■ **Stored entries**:
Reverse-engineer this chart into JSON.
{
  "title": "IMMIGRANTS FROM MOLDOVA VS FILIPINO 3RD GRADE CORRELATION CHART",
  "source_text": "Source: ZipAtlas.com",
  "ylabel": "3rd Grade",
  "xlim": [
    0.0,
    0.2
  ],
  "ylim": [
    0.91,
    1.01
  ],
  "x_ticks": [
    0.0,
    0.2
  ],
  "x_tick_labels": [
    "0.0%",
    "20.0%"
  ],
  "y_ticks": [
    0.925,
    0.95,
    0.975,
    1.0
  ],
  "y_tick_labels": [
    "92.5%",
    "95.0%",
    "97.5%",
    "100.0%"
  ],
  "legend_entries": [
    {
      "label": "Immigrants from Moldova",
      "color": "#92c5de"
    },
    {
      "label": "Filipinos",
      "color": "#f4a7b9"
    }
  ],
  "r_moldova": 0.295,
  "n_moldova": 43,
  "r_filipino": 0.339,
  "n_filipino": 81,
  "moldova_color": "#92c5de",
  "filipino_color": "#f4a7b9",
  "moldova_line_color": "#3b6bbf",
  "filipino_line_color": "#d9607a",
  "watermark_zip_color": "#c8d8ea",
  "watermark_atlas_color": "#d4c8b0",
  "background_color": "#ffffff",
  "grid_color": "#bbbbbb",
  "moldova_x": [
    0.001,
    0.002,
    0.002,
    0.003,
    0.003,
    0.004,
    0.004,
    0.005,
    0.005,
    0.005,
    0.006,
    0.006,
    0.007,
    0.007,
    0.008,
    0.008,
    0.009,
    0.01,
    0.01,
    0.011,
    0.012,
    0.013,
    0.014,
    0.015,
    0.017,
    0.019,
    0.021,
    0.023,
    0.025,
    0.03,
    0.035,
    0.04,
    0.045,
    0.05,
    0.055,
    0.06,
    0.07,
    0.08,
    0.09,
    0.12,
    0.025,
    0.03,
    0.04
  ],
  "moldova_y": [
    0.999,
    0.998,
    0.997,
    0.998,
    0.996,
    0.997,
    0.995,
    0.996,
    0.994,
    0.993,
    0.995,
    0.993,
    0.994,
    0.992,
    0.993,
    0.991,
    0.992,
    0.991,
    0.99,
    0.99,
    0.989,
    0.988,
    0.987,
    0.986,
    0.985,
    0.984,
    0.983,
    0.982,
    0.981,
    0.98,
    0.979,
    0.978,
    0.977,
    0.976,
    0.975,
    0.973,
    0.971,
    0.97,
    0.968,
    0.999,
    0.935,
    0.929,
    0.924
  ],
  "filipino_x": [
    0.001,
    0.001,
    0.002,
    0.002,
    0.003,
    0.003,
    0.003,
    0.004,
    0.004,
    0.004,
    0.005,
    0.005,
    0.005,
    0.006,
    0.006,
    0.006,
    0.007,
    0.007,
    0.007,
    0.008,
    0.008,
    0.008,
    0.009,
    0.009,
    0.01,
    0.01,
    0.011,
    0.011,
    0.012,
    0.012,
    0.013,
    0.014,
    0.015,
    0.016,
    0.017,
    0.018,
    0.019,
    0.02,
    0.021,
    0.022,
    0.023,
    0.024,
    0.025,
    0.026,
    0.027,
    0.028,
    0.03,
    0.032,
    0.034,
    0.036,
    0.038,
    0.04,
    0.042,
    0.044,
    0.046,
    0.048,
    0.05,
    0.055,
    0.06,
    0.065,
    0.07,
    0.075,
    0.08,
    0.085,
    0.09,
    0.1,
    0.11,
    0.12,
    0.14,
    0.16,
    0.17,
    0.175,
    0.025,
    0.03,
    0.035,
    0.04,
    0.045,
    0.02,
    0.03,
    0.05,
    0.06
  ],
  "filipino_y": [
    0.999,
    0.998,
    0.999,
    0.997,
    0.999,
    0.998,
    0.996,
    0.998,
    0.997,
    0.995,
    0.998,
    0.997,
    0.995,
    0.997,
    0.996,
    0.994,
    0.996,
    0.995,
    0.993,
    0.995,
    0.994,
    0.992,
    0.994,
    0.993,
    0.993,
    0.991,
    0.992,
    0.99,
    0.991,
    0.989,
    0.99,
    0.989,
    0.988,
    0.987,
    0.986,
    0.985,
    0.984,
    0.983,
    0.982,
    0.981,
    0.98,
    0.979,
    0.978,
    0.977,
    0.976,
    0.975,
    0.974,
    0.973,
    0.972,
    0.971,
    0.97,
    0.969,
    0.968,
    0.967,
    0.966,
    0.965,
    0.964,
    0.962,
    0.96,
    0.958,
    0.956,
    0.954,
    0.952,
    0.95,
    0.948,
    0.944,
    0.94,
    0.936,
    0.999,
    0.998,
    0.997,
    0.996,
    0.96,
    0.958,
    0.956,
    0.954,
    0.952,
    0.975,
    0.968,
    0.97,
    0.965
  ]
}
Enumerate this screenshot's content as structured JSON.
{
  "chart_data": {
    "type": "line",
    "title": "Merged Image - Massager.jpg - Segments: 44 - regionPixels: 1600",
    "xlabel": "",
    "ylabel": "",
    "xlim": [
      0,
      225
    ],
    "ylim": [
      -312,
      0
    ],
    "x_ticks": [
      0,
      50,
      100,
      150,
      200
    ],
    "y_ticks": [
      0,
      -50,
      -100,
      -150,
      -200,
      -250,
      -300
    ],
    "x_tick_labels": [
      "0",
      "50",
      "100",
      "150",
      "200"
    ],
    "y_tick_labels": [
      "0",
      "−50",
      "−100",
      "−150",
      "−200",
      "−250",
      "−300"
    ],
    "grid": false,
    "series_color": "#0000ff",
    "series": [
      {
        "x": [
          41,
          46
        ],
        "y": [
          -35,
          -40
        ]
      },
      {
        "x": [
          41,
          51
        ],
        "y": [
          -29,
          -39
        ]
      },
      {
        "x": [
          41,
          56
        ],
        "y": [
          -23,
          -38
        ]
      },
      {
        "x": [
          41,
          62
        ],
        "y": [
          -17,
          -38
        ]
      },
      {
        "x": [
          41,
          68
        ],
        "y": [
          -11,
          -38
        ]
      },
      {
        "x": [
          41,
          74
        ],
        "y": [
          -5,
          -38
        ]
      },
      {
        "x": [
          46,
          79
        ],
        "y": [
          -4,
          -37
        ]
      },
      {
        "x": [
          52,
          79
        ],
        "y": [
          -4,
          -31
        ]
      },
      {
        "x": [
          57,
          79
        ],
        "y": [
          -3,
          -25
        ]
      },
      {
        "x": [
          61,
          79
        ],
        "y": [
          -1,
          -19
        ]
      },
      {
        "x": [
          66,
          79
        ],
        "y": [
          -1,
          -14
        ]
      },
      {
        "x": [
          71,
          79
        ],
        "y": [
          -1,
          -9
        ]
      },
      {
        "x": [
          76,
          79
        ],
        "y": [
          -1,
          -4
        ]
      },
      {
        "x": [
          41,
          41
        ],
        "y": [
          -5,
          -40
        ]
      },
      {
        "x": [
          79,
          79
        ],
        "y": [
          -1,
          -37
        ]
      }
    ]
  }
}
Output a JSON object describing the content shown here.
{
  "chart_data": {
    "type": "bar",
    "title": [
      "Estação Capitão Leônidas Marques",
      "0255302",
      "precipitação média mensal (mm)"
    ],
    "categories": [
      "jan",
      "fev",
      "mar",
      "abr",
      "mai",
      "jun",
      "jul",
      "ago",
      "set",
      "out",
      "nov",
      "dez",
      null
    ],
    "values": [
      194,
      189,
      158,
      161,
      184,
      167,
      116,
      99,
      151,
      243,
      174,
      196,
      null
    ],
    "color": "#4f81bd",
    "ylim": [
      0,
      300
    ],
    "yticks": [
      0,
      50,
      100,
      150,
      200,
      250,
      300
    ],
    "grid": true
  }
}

■ **WHAT YOU ARE ASKED TO DO**: Extract the complete listing above, reproducing each line exactly.

■ **FINAL ANSWER**:
Reverse-engineer this chart into JSON.
{
  "title": "IMMIGRANTS FROM MOLDOVA VS FILIPINO 3RD GRADE CORRELATION CHART",
  "source_text": "Source: ZipAtlas.com",
  "ylabel": "3rd Grade",
  "xlim": [
    0.0,
    0.2
  ],
  "ylim": [
    0.91,
    1.01
  ],
  "x_ticks": [
    0.0,
    0.2
  ],
  "x_tick_labels": [
    "0.0%",
    "20.0%"
  ],
  "y_ticks": [
    0.925,
    0.95,
    0.975,
    1.0
  ],
  "y_tick_labels": [
    "92.5%",
    "95.0%",
    "97.5%",
    "100.0%"
  ],
  "legend_entries": [
    {
      "label": "Immigrants from Moldova",
      "color": "#92c5de"
    },
    {
      "label": "Filipinos",
      "color": "#f4a7b9"
    }
  ],
  "r_moldova": 0.295,
  "n_moldova": 43,
  "r_filipino": 0.339,
  "n_filipino": 81,
  "moldova_color": "#92c5de",
  "filipino_color": "#f4a7b9",
  "moldova_line_color": "#3b6bbf",
  "filipino_line_color": "#d9607a",
  "watermark_zip_color": "#c8d8ea",
  "watermark_atlas_color": "#d4c8b0",
  "background_color": "#ffffff",
  "grid_color": "#bbbbbb",
  "moldova_x": [
    0.001,
    0.002,
    0.002,
    0.003,
    0.003,
    0.004,
    0.004,
    0.005,
    0.005,
    0.005,
    0.006,
    0.006,
    0.007,
    0.007,
    0.008,
    0.008,
    0.009,
    0.01,
    0.01,
    0.011,
    0.012,
    0.013,
    0.014,
    0.015,
    0.017,
    0.019,
    0.021,
    0.023,
    0.025,
    0.03,
    0.035,
    0.04,
    0.045,
    0.05,
    0.055,
    0.06,
    0.07,
    0.08,
    0.09,
    0.12,
    0.025,
    0.03,
    0.04
  ],
  "moldova_y": [
    0.999,
    0.998,
    0.997,
    0.998,
    0.996,
    0.997,
    0.995,
    0.996,
    0.994,
    0.993,
    0.995,
    0.993,
    0.994,
    0.992,
    0.993,
    0.991,
    0.992,
    0.991,
    0.99,
    0.99,
    0.989,
    0.988,
    0.987,
    0.986,
    0.985,
    0.984,
    0.983,
    0.982,
    0.981,
    0.98,
    0.979,
    0.978,
    0.977,
    0.976,
    0.975,
    0.973,
    0.971,
    0.97,
    0.968,
    0.999,
    0.935,
    0.929,
    0.924
  ],
  "filipino_x": [
    0.001,
    0.001,
    0.002,
    0.002,
    0.003,
    0.003,
    0.003,
    0.004,
    0.004,
    0.004,
    0.005,
    0.005,
    0.005,
    0.006,
    0.006,
    0.006,
    0.007,
    0.007,
    0.007,
    0.008,
    0.008,
    0.008,
    0.009,
    0.009,
    0.01,
    0.01,
    0.011,
    0.011,
    0.012,
    0.012,
    0.013,
    0.014,
    0.015,
    0.016,
    0.017,
    0.018,
    0.019,
    0.02,
    0.021,
    0.022,
    0.023,
    0.024,
    0.025,
    0.026,
    0.027,
    0.028,
    0.03,
    0.032,
    0.034,
    0.036,
    0.038,
    0.04,
    0.042,
    0.044,
    0.046,
    0.048,
    0.05,
    0.055,
    0.06,
    0.065,
    0.07,
    0.075,
    0.08,
    0.085,
    0.09,
    0.1,
    0.11,
    0.12,
    0.14,
    0.16,
    0.17,
    0.175,
    0.025,
    0.03,
    0.035,
    0.04,
    0.045,
    0.02,
    0.03,
    0.05,
    0.06
  ],
  "filipino_y": [
    0.999,
    0.998,
    0.999,
    0.997,
    0.999,
    0.998,
    0.996,
    0.998,
    0.997,
    0.995,
    0.998,
    0.997,
    0.995,
    0.997,
    0.996,
    0.994,
    0.996,
    0.995,
    0.993,
    0.995,
    0.994,
    0.992,
    0.994,
    0.993,
    0.993,
    0.991,
    0.992,
    0.99,
    0.991,
    0.989,
    0.99,
    0.989,
    0.988,
    0.987,
    0.986,
    0.985,
    0.984,
    0.983,
    0.982,
    0.981,
    0.98,
    0.979,
    0.978,
    0.977,
    0.976,
    0.975,
    0.974,
    0.973,
    0.972,
    0.971,
    0.97,
    0.969,
    0.968,
    0.967,
    0.966,
    0.965,
    0.964,
    0.962,
    0.96,
    0.958,
    0.956,
    0.954,
    0.952,
    0.95,
    0.948,
    0.944,
    0.94,
    0.936,
    0.999,
    0.998,
    0.997,
    0.996,
    0.96,
    0.958,
    0.956,
    0.954,
    0.952,
    0.975,
    0.968,
    0.97,
    0.965
  ]
}
Enumerate this screenshot's content as structured JSON.
{
  "chart_data": {
    "type": "line",
    "title": "Merged Image - Massager.jpg - Segments: 44 - regionPixels: 1600",
    "xlabel": "",
    "ylabel": "",
    "xlim": [
      0,
      225
    ],
    "ylim": [
      -312,
      0
    ],
    "x_ticks": [
      0,
      50,
      100,
      150,
      200
    ],
    "y_ticks": [
      0,
      -50,
      -100,
      -150,
      -200,
      -250,
      -300
    ],
    "x_tick_labels": [
      "0",
      "50",
      "100",
      "150",
      "200"
    ],
    "y_tick_labels": [
      "0",
      "−50",
      "−100",
      "−150",
      "−200",
      "−250",
      "−300"
    ],
    "grid": false,
    "series_color": "#0000ff",
    "series": [
      {
        "x": [
          41,
          46
        ],
        "y": [
          -35,
          -40
        ]
      },
      {
        "x": [
          41,
          51
        ],
        "y": [
          -29,
          -39
        ]
      },
      {
        "x": [
          41,
          56
        ],
        "y": [
          -23,
          -38
        ]
      },
      {
        "x": [
          41,
          62
        ],
        "y": [
          -17,
          -38
        ]
      },
      {
        "x": [
          41,
          68
        ],
        "y": [
          -11,
          -38
        ]
      },
      {
        "x": [
          41,
          74
        ],
        "y": [
          -5,
          -38
        ]
      },
      {
        "x": [
          46,
          79
        ],
        "y": [
          -4,
          -37
        ]
      },
      {
        "x": [
          52,
          79
        ],
        "y": [
          -4,
          -31
        ]
      },
      {
        "x": [
          57,
          79
        ],
        "y": [
          -3,
          -25
        ]
      },
      {
        "x": [
          61,
          79
        ],
        "y": [
          -1,
          -19
        ]
      },
      {
        "x": [
          66,
          79
        ],
        "y": [
          -1,
          -14
        ]
      },
      {
        "x": [
          71,
          79
        ],
        "y": [
          -1,
          -9
        ]
      },
      {
        "x": [
          76,
          79
        ],
        "y": [
          -1,
          -4
        ]
      },
      {
        "x": [
          41,
          41
        ],
        "y": [
          -5,
          -40
        ]
      },
      {
        "x": [
          79,
          79
        ],
        "y": [
          -1,
          -37
        ]
      }
    ]
  }
}
Output a JSON object describing the content shown here.
{
  "chart_data": {
    "type": "bar",
    "title": [
      "Estação Capitão Leônidas Marques",
      "0255302",
      "precipitação média mensal (mm)"
    ],
    "categories": [
      "jan",
      "fev",
      "mar",
      "abr",
      "mai",
      "jun",
      "jul",
      "ago",
      "set",
      "out",
      "nov",
      "dez",
      null
    ],
    "values": [
      194,
      189,
      158,
      161,
      184,
      167,
      116,
      99,
      151,
      243,
      174,
      196,
      null
    ],
    "color": "#4f81bd",
    "ylim": [
      0,
      300
    ],
    "yticks": [
      0,
      50,
      100,
      150,
      200,
      250,
      300
    ],
    "grid": true
  }
}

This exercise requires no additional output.